— BEGIN Records —

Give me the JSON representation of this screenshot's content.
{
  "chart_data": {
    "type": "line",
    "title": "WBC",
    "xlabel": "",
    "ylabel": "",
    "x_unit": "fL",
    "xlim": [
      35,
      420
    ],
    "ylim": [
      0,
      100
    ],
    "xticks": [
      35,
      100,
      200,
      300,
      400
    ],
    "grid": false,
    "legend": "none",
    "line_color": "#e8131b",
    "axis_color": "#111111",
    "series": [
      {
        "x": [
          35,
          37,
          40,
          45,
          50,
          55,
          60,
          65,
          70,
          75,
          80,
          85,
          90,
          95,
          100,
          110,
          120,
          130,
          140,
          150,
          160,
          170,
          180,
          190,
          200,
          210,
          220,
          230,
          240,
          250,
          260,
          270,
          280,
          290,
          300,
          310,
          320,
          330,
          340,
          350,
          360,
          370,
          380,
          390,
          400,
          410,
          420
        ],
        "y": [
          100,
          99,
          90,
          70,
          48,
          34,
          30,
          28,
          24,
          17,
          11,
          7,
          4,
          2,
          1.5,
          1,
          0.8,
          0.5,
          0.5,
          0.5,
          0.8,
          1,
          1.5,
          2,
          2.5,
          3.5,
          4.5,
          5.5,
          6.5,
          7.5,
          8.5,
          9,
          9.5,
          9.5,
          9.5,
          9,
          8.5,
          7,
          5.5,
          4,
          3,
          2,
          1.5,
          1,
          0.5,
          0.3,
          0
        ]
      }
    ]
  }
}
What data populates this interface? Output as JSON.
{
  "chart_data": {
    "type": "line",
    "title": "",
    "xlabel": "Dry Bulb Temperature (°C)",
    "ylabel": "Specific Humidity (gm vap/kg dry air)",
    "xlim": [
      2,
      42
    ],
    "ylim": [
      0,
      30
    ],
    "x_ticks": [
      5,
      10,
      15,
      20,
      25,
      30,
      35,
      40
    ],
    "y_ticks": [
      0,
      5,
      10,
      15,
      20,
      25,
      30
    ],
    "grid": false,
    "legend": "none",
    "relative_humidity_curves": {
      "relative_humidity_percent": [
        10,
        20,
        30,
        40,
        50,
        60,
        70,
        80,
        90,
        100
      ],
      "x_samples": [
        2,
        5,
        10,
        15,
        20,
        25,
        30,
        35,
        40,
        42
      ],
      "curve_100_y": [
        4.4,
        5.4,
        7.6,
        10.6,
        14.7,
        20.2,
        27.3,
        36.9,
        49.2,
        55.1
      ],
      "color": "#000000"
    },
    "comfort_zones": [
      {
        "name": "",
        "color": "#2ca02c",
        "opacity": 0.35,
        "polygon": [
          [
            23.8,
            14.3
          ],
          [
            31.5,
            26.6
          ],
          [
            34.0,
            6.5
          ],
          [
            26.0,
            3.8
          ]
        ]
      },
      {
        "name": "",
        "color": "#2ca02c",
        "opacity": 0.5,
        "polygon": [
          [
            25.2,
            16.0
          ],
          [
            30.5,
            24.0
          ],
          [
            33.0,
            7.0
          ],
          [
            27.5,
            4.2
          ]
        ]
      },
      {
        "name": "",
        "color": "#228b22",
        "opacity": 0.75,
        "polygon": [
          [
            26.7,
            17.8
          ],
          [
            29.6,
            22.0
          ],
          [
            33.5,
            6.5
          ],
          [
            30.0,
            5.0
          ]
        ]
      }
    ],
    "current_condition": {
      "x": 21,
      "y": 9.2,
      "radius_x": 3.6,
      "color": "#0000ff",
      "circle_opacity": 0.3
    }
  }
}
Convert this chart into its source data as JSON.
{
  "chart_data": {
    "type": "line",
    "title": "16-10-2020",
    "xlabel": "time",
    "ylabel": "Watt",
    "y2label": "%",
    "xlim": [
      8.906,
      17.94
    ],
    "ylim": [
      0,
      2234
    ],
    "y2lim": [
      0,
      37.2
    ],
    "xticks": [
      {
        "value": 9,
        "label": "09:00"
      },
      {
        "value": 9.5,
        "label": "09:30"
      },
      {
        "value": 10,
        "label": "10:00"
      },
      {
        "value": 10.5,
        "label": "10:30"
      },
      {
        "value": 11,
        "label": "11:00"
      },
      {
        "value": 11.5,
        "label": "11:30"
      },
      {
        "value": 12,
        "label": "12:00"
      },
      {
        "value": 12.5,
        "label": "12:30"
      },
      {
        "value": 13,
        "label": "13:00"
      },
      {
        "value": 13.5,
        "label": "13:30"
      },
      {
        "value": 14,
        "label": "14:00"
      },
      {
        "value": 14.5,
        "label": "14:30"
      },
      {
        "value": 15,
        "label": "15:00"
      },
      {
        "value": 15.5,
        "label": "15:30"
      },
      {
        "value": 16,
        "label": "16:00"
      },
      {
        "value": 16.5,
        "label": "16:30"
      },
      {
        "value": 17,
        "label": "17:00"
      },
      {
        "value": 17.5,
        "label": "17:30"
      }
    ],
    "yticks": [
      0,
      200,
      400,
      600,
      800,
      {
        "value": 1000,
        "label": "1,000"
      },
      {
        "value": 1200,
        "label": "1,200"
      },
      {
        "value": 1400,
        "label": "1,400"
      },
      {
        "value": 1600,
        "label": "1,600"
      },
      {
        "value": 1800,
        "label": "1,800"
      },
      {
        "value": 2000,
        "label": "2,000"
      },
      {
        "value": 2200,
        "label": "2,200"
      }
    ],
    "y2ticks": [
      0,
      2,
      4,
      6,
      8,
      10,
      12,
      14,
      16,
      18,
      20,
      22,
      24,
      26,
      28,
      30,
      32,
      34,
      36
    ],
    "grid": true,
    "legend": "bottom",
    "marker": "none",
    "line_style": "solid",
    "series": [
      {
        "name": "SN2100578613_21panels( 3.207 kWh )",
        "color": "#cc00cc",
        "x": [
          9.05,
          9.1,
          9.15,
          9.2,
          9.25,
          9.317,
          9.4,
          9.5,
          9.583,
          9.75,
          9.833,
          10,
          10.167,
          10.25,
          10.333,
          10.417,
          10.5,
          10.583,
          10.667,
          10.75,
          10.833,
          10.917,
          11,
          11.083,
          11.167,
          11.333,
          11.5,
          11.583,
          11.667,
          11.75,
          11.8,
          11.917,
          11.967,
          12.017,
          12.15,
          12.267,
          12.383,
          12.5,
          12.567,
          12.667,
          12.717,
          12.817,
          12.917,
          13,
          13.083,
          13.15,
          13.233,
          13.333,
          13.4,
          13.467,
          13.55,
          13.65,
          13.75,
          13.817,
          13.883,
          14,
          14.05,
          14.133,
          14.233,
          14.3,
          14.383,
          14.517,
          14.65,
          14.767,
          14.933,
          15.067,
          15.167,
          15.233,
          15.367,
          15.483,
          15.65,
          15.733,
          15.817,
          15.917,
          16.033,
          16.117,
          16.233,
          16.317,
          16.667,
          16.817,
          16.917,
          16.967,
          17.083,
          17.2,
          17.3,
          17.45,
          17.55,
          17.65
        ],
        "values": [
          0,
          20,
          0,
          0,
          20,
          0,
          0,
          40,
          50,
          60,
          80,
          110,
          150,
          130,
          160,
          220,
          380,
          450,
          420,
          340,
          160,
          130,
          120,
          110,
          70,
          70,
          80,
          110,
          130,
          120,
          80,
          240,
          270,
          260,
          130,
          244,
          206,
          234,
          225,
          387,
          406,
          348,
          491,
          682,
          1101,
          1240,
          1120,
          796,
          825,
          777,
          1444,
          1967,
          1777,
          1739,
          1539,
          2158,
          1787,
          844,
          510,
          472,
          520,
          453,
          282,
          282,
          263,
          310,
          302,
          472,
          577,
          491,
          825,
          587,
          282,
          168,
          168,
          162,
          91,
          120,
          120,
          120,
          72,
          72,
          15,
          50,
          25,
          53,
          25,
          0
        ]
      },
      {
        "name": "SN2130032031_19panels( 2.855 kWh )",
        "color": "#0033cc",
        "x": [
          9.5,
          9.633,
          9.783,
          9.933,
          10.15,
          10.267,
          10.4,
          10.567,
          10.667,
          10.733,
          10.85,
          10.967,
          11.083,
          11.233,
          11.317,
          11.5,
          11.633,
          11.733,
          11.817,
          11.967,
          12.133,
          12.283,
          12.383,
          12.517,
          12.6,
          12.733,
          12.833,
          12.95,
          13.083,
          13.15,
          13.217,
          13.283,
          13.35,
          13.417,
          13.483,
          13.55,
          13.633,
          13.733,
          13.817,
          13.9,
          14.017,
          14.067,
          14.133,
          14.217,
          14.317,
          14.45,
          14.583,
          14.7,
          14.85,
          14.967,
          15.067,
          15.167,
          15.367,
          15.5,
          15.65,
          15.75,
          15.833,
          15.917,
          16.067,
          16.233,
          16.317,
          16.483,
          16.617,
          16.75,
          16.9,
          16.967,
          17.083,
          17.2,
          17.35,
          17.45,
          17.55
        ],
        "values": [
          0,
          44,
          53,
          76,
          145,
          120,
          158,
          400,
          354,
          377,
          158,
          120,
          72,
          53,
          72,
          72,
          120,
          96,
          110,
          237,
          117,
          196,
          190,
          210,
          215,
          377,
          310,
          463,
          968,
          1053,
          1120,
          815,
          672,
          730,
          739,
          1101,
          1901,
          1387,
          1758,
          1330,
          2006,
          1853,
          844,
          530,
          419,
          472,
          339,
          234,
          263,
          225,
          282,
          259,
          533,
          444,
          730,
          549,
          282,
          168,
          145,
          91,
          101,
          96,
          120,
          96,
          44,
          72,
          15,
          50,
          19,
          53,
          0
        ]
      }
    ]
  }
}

— END Records —

» Instructions to follow
Go through the records above, find every line with the word "this", and list those lines.

» Solved problem
Give me the JSON representation of this screenshot's content.
What data populates this interface? Output as JSON.
Convert this chart into its source data as JSON.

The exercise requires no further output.